__What is expected__: Search the data below for "ИЗУЧЕНО"; list each line that holds it.

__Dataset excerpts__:
_____

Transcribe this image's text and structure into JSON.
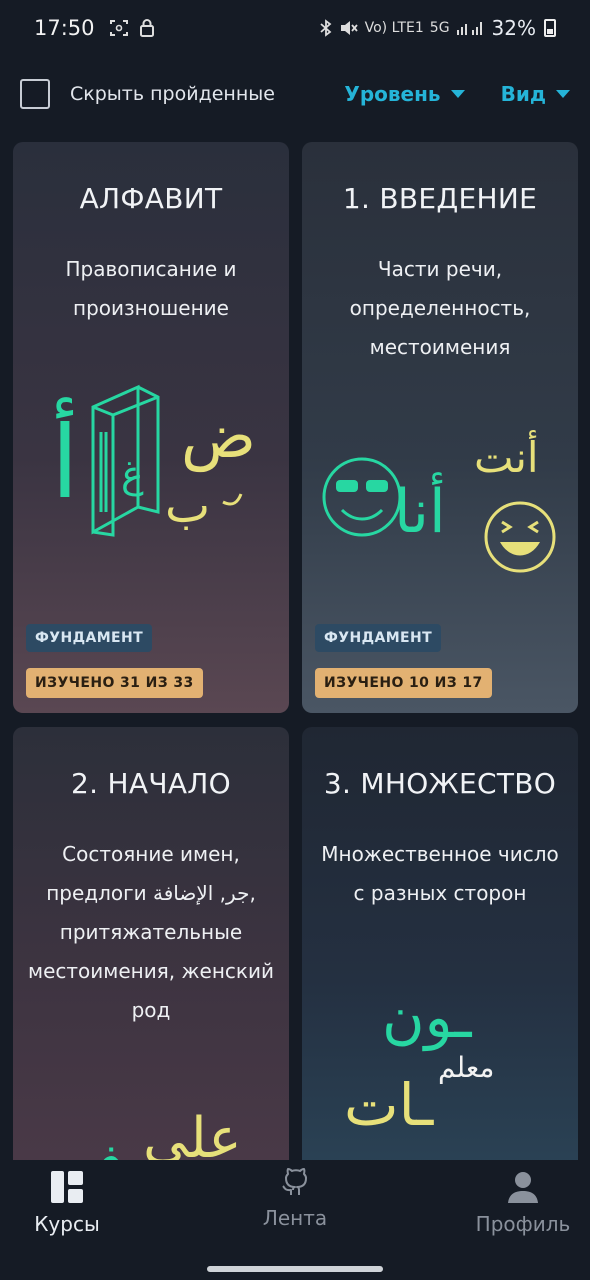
{
  "status_bar": {
    "time": "17:50",
    "battery": "32%",
    "network_label": "Vo) LTE1",
    "network_5g": "5G"
  },
  "filters": {
    "hide_completed_label": "Скрыть пройденные",
    "hide_completed_checked": false,
    "level_label": "Уровень",
    "view_label": "Вид"
  },
  "courses": [
    {
      "title": "АЛФАВИТ",
      "description": "Правописание и произношение",
      "level_badge": "ФУНДАМЕНТ",
      "progress_badge": "ИЗУЧЕНО 31 ИЗ 33",
      "art_glyphs": [
        "أ",
        "غ",
        "ض",
        "ب"
      ]
    },
    {
      "title": "1. ВВЕДЕНИЕ",
      "description": "Части речи, определенность, местоимения",
      "level_badge": "ФУНДАМЕНТ",
      "progress_badge": "ИЗУЧЕНО 10 ИЗ 17",
      "art_glyphs": [
        "أنت",
        "أنا"
      ]
    },
    {
      "title": "2. НАЧАЛО",
      "description": "Состояние имен, предлоги جر, الإضافة, притяжательные местоимения, женский род",
      "art_glyphs": [
        "على",
        "في"
      ]
    },
    {
      "title": "3. МНОЖЕСТВО",
      "description": "Множественное число с разных сторон",
      "art_glyphs": [
        "ـون",
        "معلم",
        "ـات"
      ]
    }
  ],
  "bottom_nav": {
    "items": [
      {
        "label": "Курсы",
        "icon": "grid-icon",
        "active": true
      },
      {
        "label": "Лента",
        "icon": "github-icon",
        "active": false
      },
      {
        "label": "Профиль",
        "icon": "user-icon",
        "active": false
      }
    ]
  },
  "colors": {
    "accent": "#25b4d8",
    "background": "#151b25",
    "badge_level": "#2d4a63",
    "badge_progress": "#e2b172",
    "art_green": "#27d7a2",
    "art_yellow": "#e7e07a"
  }
}
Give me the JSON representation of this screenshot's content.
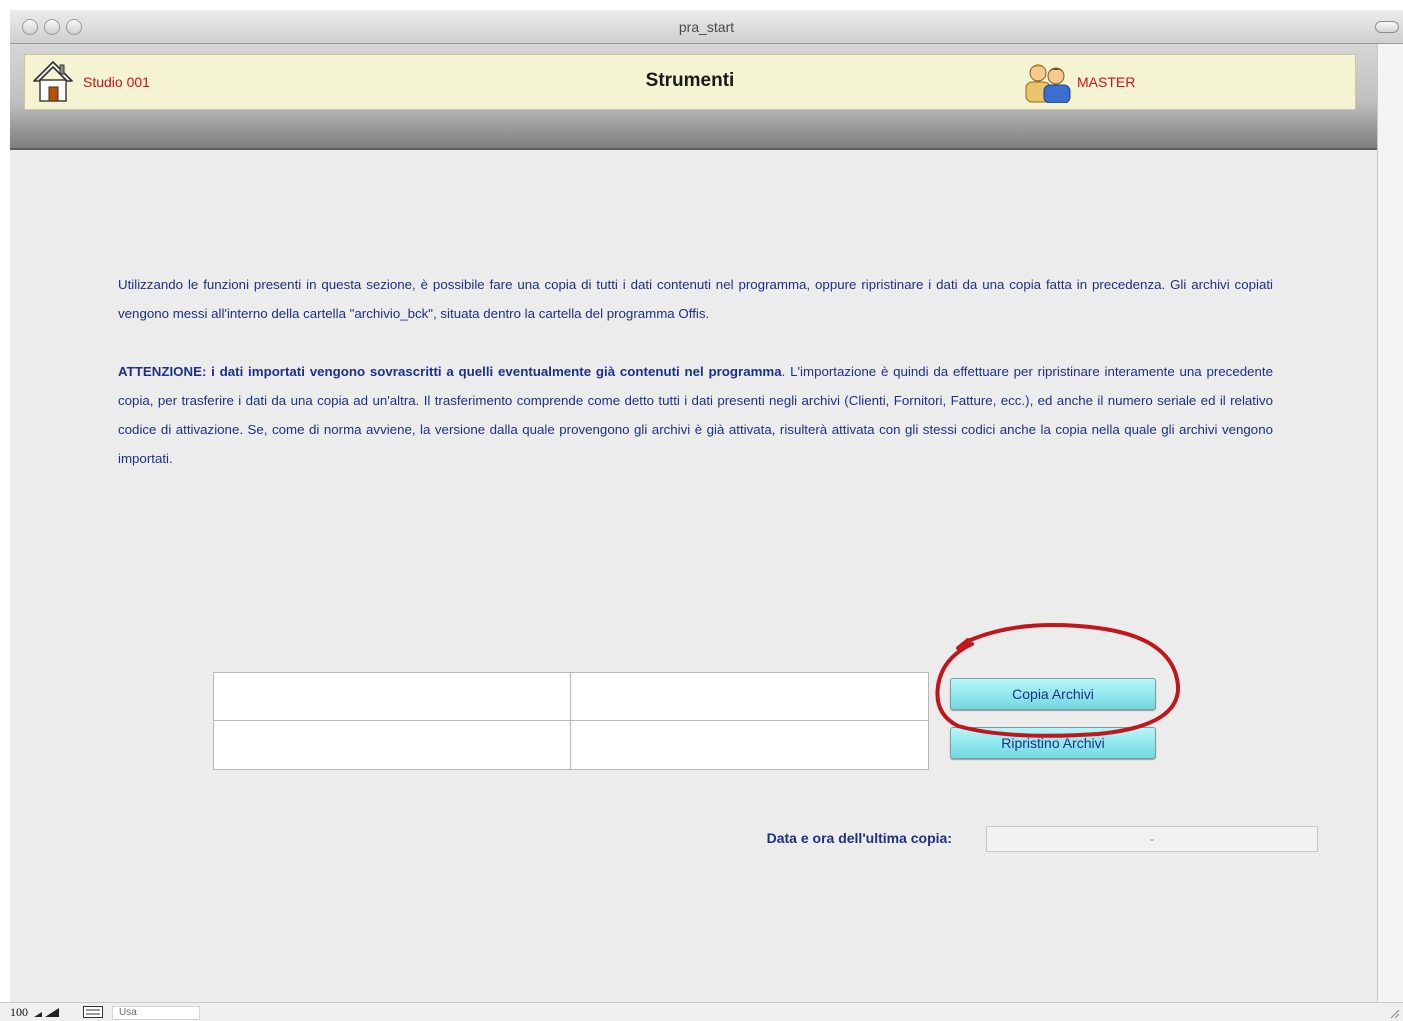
{
  "window": {
    "title": "pra_start"
  },
  "header": {
    "studio_label": "Studio 001",
    "section_title": "Strumenti",
    "user_label": "MASTER",
    "accent_color": "#d0101a",
    "panel_color": "#f4f4d2"
  },
  "description": {
    "paragraph1": "Utilizzando le funzioni presenti in questa sezione, è possibile fare una copia di tutti i dati contenuti nel programma, oppure ripristinare i dati da una copia fatta in precedenza. Gli archivi copiati vengono messi all'interno della cartella \"archivio_bck\", situata dentro la cartella del programma Offis.",
    "paragraph2_bold": "ATTENZIONE: i dati importati vengono sovrascritti a quelli eventualmente già contenuti nel programma",
    "paragraph2_rest": ". L'importazione è quindi da effettuare per ripristinare interamente una precedente copia, per trasferire i dati da una copia ad un'altra. Il trasferimento comprende come detto tutti i dati presenti negli archivi (Clienti, Fornitori, Fatture, ecc.), ed anche il numero seriale ed il relativo codice di attivazione. Se, come di norma avviene, la versione dalla quale provengono gli archivi è già attivata, risulterà attivata con gli stessi codici anche la copia nella quale gli archivi vengono importati.",
    "text_color": "#1e2f86"
  },
  "actions": {
    "copia_label": "Copia Archivi",
    "ripristino_label": "Ripristino Archivi",
    "button_color": "#8ee6ec",
    "highlight_color": "#c0161c"
  },
  "last_copy": {
    "label": "Data e ora dell'ultima copia:",
    "value": "-"
  },
  "statusbar": {
    "zoom": "100",
    "mode": "Usa"
  }
}
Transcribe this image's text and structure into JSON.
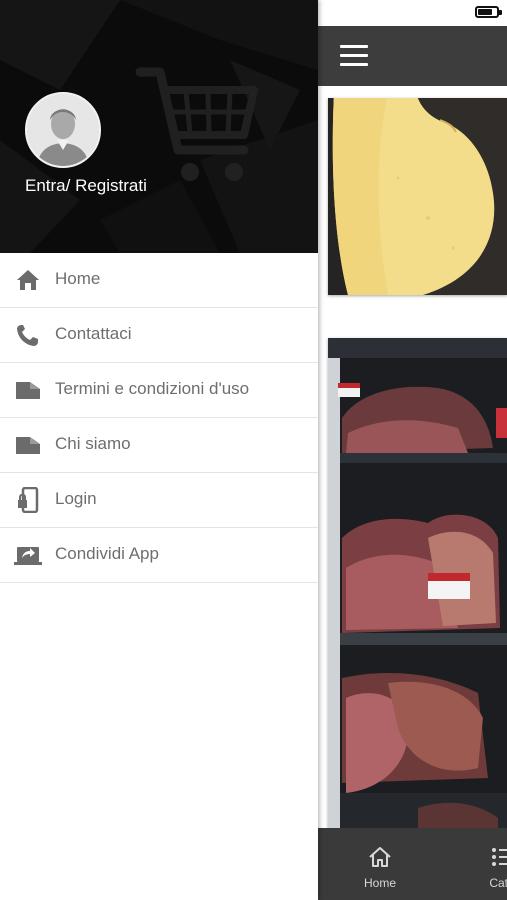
{
  "status_bar": {
    "battery_level": 0.8
  },
  "drawer": {
    "header": {
      "login_label": "Entra/ Registrati",
      "background_icon": "cart-icon"
    },
    "items": [
      {
        "label": "Home",
        "icon": "home-icon"
      },
      {
        "label": "Contattaci",
        "icon": "phone-icon"
      },
      {
        "label": "Termini e condizioni d'uso",
        "icon": "folder-icon"
      },
      {
        "label": "Chi siamo",
        "icon": "folder-icon"
      },
      {
        "label": "Login",
        "icon": "phone-lock-icon"
      },
      {
        "label": "Condividi App",
        "icon": "share-screen-icon"
      }
    ]
  },
  "app": {
    "header": {
      "menu_icon": "hamburger-icon"
    },
    "bottom_nav": {
      "items": [
        {
          "label": "Home",
          "icon": "home-outline-icon"
        },
        {
          "label": "Cate",
          "icon": "categories-icon"
        }
      ]
    }
  },
  "colors": {
    "drawer_header_bg": "#0b0b0b",
    "app_bar_bg": "#3d3d3d",
    "bottom_bar_bg": "#3a3a3a",
    "menu_text": "#6e6e6e",
    "menu_icon": "#6b6b6b"
  }
}
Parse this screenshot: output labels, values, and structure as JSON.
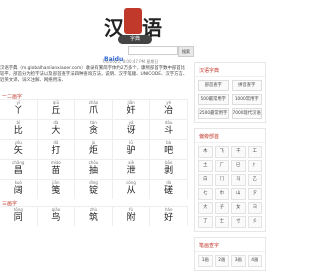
{
  "logo": {
    "char1": "汉",
    "char2": "语",
    "subtitle": "字典"
  },
  "search": {
    "engine": "Baidu",
    "button": "搜索"
  },
  "date_text": "7/6/2025, 8:00:47 PM 星期日",
  "intro": "汉语字典（m.globalhanlianxiaoer.com）收录有繁简字体约2万多个，康熙部首字数中部首比较平，部首分为检字法以及部首查字法四种查询方法，说明、汉字笔顺、UNICODE、汉字方言、近英文译，词义注解、网络用法、",
  "main": {
    "sections": [
      {
        "title": "一二画字",
        "rows": [
          [
            {
              "py": "yī",
              "hz": "丫"
            },
            {
              "py": "qiū",
              "hz": "丘"
            },
            {
              "py": "zhǎo",
              "hz": "爪"
            },
            {
              "py": "jiān",
              "hz": "奸"
            },
            {
              "py": "yě",
              "hz": "冶"
            }
          ],
          [
            {
              "py": "bǐ",
              "hz": "比"
            },
            {
              "py": "dà",
              "hz": "大"
            },
            {
              "py": "tán",
              "hz": "贪"
            },
            {
              "py": "yá",
              "hz": "讶"
            },
            {
              "py": "dòu",
              "hz": "斗"
            }
          ],
          [
            {
              "py": "yǒu",
              "hz": "矢"
            },
            {
              "py": "dǎ",
              "hz": "打"
            },
            {
              "py": "jù",
              "hz": "炬"
            },
            {
              "py": "lǜ",
              "hz": "驴"
            },
            {
              "py": "bà",
              "hz": "吧"
            }
          ],
          [
            {
              "py": "chāng",
              "hz": "昌"
            },
            {
              "py": "miáo",
              "hz": "苗"
            },
            {
              "py": "chōu",
              "hz": "抽"
            },
            {
              "py": "xiè",
              "hz": "泄"
            },
            {
              "py": "bāo",
              "hz": "剥"
            }
          ],
          [
            {
              "py": "kuò",
              "hz": "阔"
            },
            {
              "py": "jiān",
              "hz": "笺"
            },
            {
              "py": "dìng",
              "hz": "锭"
            },
            {
              "py": "cóng",
              "hz": "从"
            },
            {
              "py": "dà",
              "hz": "磋"
            }
          ]
        ]
      },
      {
        "title": "三画字",
        "rows": [
          [
            {
              "py": "tōng",
              "hz": "同"
            },
            {
              "py": "qiǎo",
              "hz": "鸟"
            },
            {
              "py": "zhù",
              "hz": "筑"
            },
            {
              "py": "fù",
              "hz": "附"
            },
            {
              "py": "hǎo",
              "hz": "好"
            }
          ]
        ]
      }
    ]
  },
  "sidebar": {
    "panels": [
      {
        "title": "汉语字典",
        "type": "buttons",
        "items": [
          "部首查字",
          "拼音查字",
          "500最常用字",
          "1000常用字",
          "2500最常用字",
          "7000现代汉语通用字"
        ]
      },
      {
        "title": "偏旁部首",
        "type": "radicals",
        "items": [
          "木",
          "飞",
          "干",
          "工",
          "土",
          "广",
          "巳",
          "忄",
          "白",
          "门",
          "马",
          "乙",
          "七",
          "巾",
          "山",
          "夕",
          "大",
          "子",
          "女",
          "彐",
          "丁",
          "士",
          "寸",
          "彡"
        ]
      },
      {
        "title": "笔画查字",
        "type": "radicals",
        "items": [
          "1画",
          "2画",
          "3画",
          "4画"
        ]
      }
    ]
  }
}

_____

__Exercise result__:
      "progress_badge": "ИЗУЧЕНО 31 ИЗ 33",
      "progress_badge": "ИЗУЧЕНО 10 ИЗ 17",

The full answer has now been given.